╭─ TEXT TO READ

How is it obsene to make someone who earns 10 million a year pay more in tax so the burden can be lifted from the 99%.  Is it so terribly wrong if they net 5 million after tax instead of 8 million and live with a slightly smaller jet so that the other 99% have health care and affordable education?

Up
0

Legend!

Up
0

Bernard the problem has been decades of spineless politicians who have bought their way into power using taxpayers own money.  Share dishonesty they have gamed the system more than any.

They have spent money like drunken sailors making promises that could not be paid for they created unsustainable welfare states promising entitlements which would never need to be paid for during their watch or in the future it’s the next guys problem. They have all practiced so called Keynesian economics and the voters have been stupid or perhaps selfish enough to believe them  

Politicians terrified of loosing support have along with reckless Central Bankers have sort to circumvent natural business cycles (recessions) each time kicking the can down the road further and further until it could not be deferred further. Rather than a series a moderate recession we are confronted with the current mess. Subjecting economies to sustained periods of low to zero interest rates eventually destroys the credit worthiness of markets at the same time leads to massive speculative behavior.

Credit has not been appropriately priced. Prudence treated with contempt. Inflationism used to keep the game going.

The Western world Governments (taxpayers) and consumers are up to their necks in debt most of it due to speculative behavior in housing markets, overconsumption and over promising.

The idea we have had operated Laissez Faire economies for the last 30 years is silly.

Sure there have been some big gaps such perhaps Glass Steagall in the main we are awash with regulation. What you seem to continually be suggesting is that we return to a period whereby some bureaucrat sitting in an office somewhere says what you can or can’t do. That’s what happened in places like Greece or the old eastern Europe.

Taxing the hell out those who have money is stupid look at who is in the top and how they got there.

 The system will sort it’s self out it’s part of a cycle a cycle of human evolution trillions will go down the plug hole unfortunately the die is set one simply has look after number during the process.  

Up
0

So called natural business cycles are a monetary phenomonen caused by the charging of interest on debt.  Outside of a closed precisely controlled system you are guaranteed to have periods of bankruptcies/recessions.  They cannot be avoided by government, nor are they caused by government.  They are the product of simple math.  The only way this crisis could have been averted was a system without interest, or regular frequent debt jubilee's.  Anything else is can kicking.

╰─
╭─ DATA LINES

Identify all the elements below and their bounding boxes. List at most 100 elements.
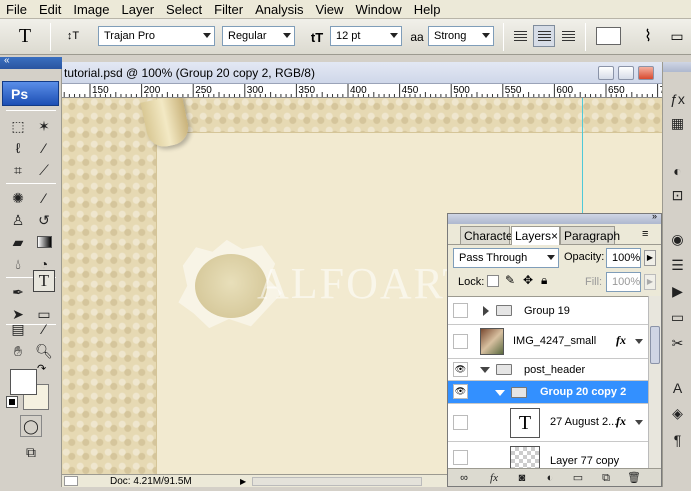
close-icon[interactable] xyxy=(638,66,654,80)
dock-header[interactable] xyxy=(663,62,691,72)
horizontal-ruler[interactable]: 150200250300350400450500550600650700 xyxy=(62,84,662,98)
swap-colors-icon[interactable]: ↷ xyxy=(37,362,52,376)
zoom-icon[interactable]: 🔍︎ xyxy=(33,340,55,362)
visibility-toggle[interactable] xyxy=(453,334,468,349)
visibility-toggle[interactable] xyxy=(453,303,468,318)
character-panel-icon[interactable]: ▭ xyxy=(666,25,688,47)
text-tool-icon[interactable]: T xyxy=(10,25,40,47)
fx-icon[interactable]: fx xyxy=(616,333,626,348)
fx-expand-icon[interactable] xyxy=(635,339,643,344)
layer-row-group-19[interactable]: Group 19 xyxy=(448,297,648,325)
toolbox-header[interactable]: « xyxy=(0,55,62,69)
collapse-icon[interactable]: » xyxy=(652,211,657,221)
close-tab-icon[interactable]: × xyxy=(551,229,558,243)
histogram-icon[interactable]: ◉ xyxy=(666,228,689,251)
font-family-select[interactable]: Trajan Pro xyxy=(98,26,215,46)
marquee-icon[interactable]: ⬚ xyxy=(7,115,29,137)
quick-select-icon[interactable]: ⁄ xyxy=(33,137,55,159)
paragraph-icon[interactable]: ¶ xyxy=(666,428,689,451)
layer-row-layer-77-copy[interactable]: Layer 77 copy xyxy=(448,442,648,468)
eraser-icon[interactable]: ▰ xyxy=(7,231,29,253)
lasso-icon[interactable]: ℓ xyxy=(7,137,29,159)
type-icon[interactable]: T xyxy=(33,270,55,292)
fx-icon[interactable]: fx xyxy=(616,414,626,429)
menu-select[interactable]: Select xyxy=(160,0,208,19)
swatches-icon[interactable]: ▦ xyxy=(666,112,689,135)
warp-text-icon[interactable]: ⌇ xyxy=(637,25,659,47)
opacity-slider-arrow-icon[interactable]: ▶ xyxy=(644,250,656,266)
menu-analysis[interactable]: Analysis xyxy=(249,0,309,19)
panel-header[interactable]: » xyxy=(448,211,661,224)
history-brush-icon[interactable]: ↺ xyxy=(33,209,55,231)
status-menu-arrow-icon[interactable]: ▶ xyxy=(240,475,246,488)
brushes-icon[interactable]: ✂ xyxy=(666,332,689,355)
font-size-select[interactable]: 12 pt xyxy=(330,26,402,46)
lock-pixels-icon[interactable]: ✎ xyxy=(505,273,515,287)
document-title-bar[interactable]: tutorial.psd @ 100% (Group 20 copy 2, RG… xyxy=(62,62,662,84)
fx-expand-icon[interactable] xyxy=(635,420,643,425)
add-style-icon[interactable]: fx xyxy=(486,470,502,486)
hand-icon[interactable]: ✋︎ xyxy=(7,340,29,362)
panel-menu-icon[interactable]: ≡ xyxy=(642,228,648,240)
lock-transparency-icon[interactable] xyxy=(487,275,499,287)
maximize-icon[interactable] xyxy=(618,66,634,80)
color-icon[interactable]: ƒx xyxy=(666,87,689,110)
delete-layer-icon[interactable]: 🗑︎ xyxy=(626,470,642,486)
collapse-arrow-icon[interactable] xyxy=(495,390,505,396)
link-layers-icon[interactable]: ∞ xyxy=(456,470,472,486)
layer-row-group-20-copy-2[interactable]: 👁︎ Group 20 copy 2 xyxy=(448,381,648,404)
collapse-icon[interactable]: « xyxy=(4,55,10,66)
styles-icon[interactable]: ◐ xyxy=(666,159,689,182)
horizontal-scrollbar[interactable] xyxy=(252,477,422,486)
info-icon[interactable]: ☰ xyxy=(666,254,689,277)
spot-heal-icon[interactable]: ✺ xyxy=(7,187,29,209)
text-color-swatch[interactable] xyxy=(596,27,621,45)
zoom-field[interactable] xyxy=(64,476,78,486)
collapse-arrow-icon[interactable] xyxy=(480,367,490,373)
layer-row-post-header[interactable]: 👁︎ post_header xyxy=(448,359,648,381)
menu-filter[interactable]: Filter xyxy=(208,0,249,19)
align-center-icon[interactable] xyxy=(533,25,555,47)
adjustment-layer-icon[interactable]: ◐ xyxy=(542,470,558,486)
pen-icon[interactable]: ✒ xyxy=(7,281,29,303)
slice-icon[interactable]: ⟋ xyxy=(33,159,55,181)
tab-character[interactable]: Character xyxy=(460,226,517,244)
menu-edit[interactable]: Edit xyxy=(33,0,67,19)
blur-icon[interactable]: 💧︎ xyxy=(7,253,29,275)
layer-row-27-august[interactable]: T 27 August 2... fx xyxy=(448,404,648,442)
layer-list-scrollbar[interactable] xyxy=(648,296,661,468)
brush-icon[interactable]: ⁄ xyxy=(33,187,55,209)
photoshop-logo[interactable]: Ps xyxy=(2,81,59,106)
antialias-select[interactable]: Strong xyxy=(428,26,494,46)
default-colors-icon[interactable] xyxy=(6,396,18,408)
layers-icon[interactable]: ◈ xyxy=(666,402,689,425)
eyedropper-icon[interactable]: ⁄ xyxy=(33,318,55,340)
menu-layer[interactable]: Layer xyxy=(116,0,161,19)
new-layer-icon[interactable]: ⧉ xyxy=(598,470,614,486)
new-group-icon[interactable]: ▭ xyxy=(570,470,586,486)
magic-wand-icon[interactable]: ✶ xyxy=(33,115,55,137)
menu-file[interactable]: File xyxy=(0,0,33,19)
navigator-icon[interactable]: ⊡ xyxy=(666,184,689,207)
layer-row-img-4247-small[interactable]: IMG_4247_small fx xyxy=(448,325,648,359)
visibility-toggle[interactable]: 👁︎ xyxy=(453,362,468,377)
gradient-icon[interactable] xyxy=(33,231,55,253)
expand-arrow-icon[interactable] xyxy=(483,306,489,316)
opacity-field[interactable]: 100% xyxy=(606,248,641,268)
adjustments-icon[interactable]: ▶ xyxy=(666,280,689,303)
foreground-swatch[interactable] xyxy=(10,369,37,395)
blend-mode-select[interactable]: Pass Through xyxy=(453,248,559,268)
lock-all-icon[interactable]: 🔒︎ xyxy=(541,273,547,288)
clone-source-icon[interactable]: A xyxy=(666,376,689,399)
visibility-toggle[interactable] xyxy=(453,450,468,465)
menu-image[interactable]: Image xyxy=(67,0,115,19)
align-left-icon[interactable] xyxy=(509,25,531,47)
visibility-toggle[interactable] xyxy=(453,415,468,430)
fill-slider-arrow-icon[interactable]: ▶ xyxy=(644,274,656,290)
visibility-toggle[interactable]: 👁︎ xyxy=(453,384,468,399)
text-orientation-icon[interactable]: ↕T xyxy=(62,25,84,47)
minimize-icon[interactable] xyxy=(598,66,614,80)
notes-icon[interactable]: ▤ xyxy=(7,318,29,340)
fill-field[interactable]: 100% xyxy=(606,272,641,292)
menu-help[interactable]: Help xyxy=(408,0,447,19)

╰─

■ **THINGS TO DO**:
[a] Decide whether each statement agrees with the discussion on taxes and debt. Answer yes or no, and quote the words from the discussion that settle it.
(i) One commenter holds that the economies have been run on Laissez Faire lines for the last 30 years.
(ii) The last comment says government cannot avoid business cycles.
(iii) The first comment pictures a high earner netting 5 million after tax instead of 8 million.
[b] Answer these questions from the discussion on taxes and debt.
(i) What regulation is named as possibly one of the big gaps?
(ii) Which places are given as examples of a bureaucrat deciding what you can or can't do?
(iii) According to the last comment, what causes so-called natural business cycles?
[c] Summarize the discussion on taxes and debt in three sentences.

■ **TASK-BY-TASK ANSWERS**:
[a]
(i) No: "The idea we have had operated Laissez Faire economies for the last 30 years is silly."
(ii) Yes: "They cannot be avoided by government, nor are they caused by government."
(iii) Yes: "net 5 million after tax instead of 8 million"

[b]
(i) Glass Steagall
(ii) Greece and the old eastern Europe
(iii) The charging of interest on debt

[c] One comment asks whether it is wrong to tax someone earning 10 million a year more so that the other 99% can have health care and affordable education. A reply blames decades of politicians and reckless central bankers for spending money like drunken sailors and trying to get around recessions, which has left Western governments and consumers deep in debt. The reply also calls heavy taxation of those with money stupid, while a final comment argues that business cycles come from charging interest on debt and cannot be avoided by government.